§ Stated task: Go through the listing and copy each line with the string "ylabel".

(Figure content listings)
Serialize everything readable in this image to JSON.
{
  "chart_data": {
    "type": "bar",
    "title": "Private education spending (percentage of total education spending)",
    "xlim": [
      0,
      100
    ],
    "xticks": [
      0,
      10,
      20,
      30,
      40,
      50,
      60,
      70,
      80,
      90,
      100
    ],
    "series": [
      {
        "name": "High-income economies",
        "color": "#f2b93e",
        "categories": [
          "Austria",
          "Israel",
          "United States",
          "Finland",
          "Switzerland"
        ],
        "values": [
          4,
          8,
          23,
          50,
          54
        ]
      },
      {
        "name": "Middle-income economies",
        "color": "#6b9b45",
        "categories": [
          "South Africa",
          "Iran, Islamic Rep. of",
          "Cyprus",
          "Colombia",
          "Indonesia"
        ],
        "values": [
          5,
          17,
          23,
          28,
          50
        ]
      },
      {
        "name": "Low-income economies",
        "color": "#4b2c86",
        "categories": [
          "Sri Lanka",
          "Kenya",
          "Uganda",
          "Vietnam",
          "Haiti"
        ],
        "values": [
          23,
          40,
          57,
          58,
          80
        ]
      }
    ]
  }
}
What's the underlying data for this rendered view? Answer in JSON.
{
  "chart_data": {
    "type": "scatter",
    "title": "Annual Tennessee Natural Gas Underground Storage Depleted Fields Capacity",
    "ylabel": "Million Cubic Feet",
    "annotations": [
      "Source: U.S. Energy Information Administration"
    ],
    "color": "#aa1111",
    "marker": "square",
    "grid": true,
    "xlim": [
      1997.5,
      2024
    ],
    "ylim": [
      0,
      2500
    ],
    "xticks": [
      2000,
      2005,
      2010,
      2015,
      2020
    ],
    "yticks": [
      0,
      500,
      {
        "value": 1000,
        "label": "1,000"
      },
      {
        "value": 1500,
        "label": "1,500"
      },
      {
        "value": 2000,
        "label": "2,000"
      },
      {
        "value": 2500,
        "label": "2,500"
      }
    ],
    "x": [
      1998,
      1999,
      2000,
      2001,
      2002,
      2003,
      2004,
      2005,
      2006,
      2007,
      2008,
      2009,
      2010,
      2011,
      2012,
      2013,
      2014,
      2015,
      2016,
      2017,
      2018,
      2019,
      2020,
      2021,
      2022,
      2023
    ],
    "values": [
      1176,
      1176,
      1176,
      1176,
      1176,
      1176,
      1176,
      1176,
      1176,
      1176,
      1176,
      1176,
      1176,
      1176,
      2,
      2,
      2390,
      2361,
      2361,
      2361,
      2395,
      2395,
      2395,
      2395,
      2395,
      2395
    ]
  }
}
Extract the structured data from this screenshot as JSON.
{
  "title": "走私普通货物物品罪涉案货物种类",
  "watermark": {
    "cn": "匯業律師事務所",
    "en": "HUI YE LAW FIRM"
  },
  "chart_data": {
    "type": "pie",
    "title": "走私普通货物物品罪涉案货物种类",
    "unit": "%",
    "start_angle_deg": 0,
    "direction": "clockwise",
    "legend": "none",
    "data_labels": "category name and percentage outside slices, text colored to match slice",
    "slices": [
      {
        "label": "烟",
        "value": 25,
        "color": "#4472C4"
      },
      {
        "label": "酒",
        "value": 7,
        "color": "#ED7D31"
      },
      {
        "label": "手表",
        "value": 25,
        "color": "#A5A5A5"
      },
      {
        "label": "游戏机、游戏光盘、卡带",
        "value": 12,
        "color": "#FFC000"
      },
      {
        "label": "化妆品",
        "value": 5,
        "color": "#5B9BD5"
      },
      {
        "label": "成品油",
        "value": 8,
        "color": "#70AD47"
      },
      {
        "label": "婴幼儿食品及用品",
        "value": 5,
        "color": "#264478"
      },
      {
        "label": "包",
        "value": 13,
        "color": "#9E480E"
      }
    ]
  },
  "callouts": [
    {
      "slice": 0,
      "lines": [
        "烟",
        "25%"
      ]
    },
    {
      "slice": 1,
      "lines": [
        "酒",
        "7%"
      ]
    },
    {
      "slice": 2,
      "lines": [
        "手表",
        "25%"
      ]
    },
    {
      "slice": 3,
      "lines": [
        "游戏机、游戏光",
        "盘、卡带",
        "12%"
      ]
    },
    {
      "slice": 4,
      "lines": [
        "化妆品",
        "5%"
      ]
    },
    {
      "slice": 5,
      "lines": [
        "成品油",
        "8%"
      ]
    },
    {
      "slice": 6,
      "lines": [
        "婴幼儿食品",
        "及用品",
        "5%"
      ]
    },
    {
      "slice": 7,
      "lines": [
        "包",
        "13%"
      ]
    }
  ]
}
--
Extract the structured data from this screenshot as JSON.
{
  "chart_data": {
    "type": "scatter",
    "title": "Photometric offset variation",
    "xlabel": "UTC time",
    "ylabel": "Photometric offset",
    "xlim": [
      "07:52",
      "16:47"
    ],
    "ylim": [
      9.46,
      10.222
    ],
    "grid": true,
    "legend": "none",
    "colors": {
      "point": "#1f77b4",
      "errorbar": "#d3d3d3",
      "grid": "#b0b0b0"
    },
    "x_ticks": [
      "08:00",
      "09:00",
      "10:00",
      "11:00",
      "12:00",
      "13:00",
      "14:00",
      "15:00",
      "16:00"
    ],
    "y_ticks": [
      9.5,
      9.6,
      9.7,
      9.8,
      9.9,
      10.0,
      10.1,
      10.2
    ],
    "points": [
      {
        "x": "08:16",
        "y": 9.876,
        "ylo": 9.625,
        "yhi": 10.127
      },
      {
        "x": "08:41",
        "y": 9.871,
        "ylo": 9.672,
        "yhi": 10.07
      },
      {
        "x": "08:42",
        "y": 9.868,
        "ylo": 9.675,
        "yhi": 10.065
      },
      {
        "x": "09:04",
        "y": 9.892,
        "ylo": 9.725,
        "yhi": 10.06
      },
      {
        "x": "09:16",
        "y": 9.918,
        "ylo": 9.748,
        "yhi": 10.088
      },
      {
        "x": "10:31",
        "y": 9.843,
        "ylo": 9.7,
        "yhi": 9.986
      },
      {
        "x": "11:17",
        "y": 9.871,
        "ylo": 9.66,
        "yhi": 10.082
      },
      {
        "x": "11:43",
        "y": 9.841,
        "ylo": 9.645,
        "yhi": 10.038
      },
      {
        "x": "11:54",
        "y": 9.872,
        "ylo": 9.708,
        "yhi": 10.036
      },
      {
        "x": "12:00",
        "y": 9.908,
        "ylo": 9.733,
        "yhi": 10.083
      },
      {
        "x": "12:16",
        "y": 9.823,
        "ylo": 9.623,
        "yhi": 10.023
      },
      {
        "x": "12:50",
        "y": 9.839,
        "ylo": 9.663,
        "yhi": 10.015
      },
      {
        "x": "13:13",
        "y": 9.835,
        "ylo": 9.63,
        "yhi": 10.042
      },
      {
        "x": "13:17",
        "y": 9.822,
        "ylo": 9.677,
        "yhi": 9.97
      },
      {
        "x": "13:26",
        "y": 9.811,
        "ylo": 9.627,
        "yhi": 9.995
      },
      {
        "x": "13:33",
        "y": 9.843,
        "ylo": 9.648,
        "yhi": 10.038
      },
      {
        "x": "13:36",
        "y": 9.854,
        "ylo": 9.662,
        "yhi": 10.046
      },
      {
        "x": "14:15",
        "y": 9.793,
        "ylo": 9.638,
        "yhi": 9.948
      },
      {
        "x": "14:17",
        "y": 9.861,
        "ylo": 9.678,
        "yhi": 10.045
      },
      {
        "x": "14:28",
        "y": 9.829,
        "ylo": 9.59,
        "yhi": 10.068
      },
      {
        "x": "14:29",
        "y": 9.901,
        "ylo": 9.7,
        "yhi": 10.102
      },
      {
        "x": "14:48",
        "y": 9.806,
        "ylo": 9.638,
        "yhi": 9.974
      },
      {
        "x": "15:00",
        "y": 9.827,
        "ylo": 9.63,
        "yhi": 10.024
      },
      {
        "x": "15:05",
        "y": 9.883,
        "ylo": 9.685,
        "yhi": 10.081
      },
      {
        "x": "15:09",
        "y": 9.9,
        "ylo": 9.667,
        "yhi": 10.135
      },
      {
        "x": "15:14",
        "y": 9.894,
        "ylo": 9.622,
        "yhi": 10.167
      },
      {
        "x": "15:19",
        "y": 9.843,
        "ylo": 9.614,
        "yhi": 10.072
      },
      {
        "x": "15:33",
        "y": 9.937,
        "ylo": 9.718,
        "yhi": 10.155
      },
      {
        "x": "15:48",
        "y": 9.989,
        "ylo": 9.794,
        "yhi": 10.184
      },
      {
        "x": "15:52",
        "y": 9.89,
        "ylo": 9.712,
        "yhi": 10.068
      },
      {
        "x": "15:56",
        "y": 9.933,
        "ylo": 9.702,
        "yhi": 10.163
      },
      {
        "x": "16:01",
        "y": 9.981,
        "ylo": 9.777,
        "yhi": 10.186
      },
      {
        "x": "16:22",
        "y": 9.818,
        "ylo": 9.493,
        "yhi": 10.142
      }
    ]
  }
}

§ Full solution:
    "ylabel": "Million Cubic Feet",
    "ylabel": "Photometric offset",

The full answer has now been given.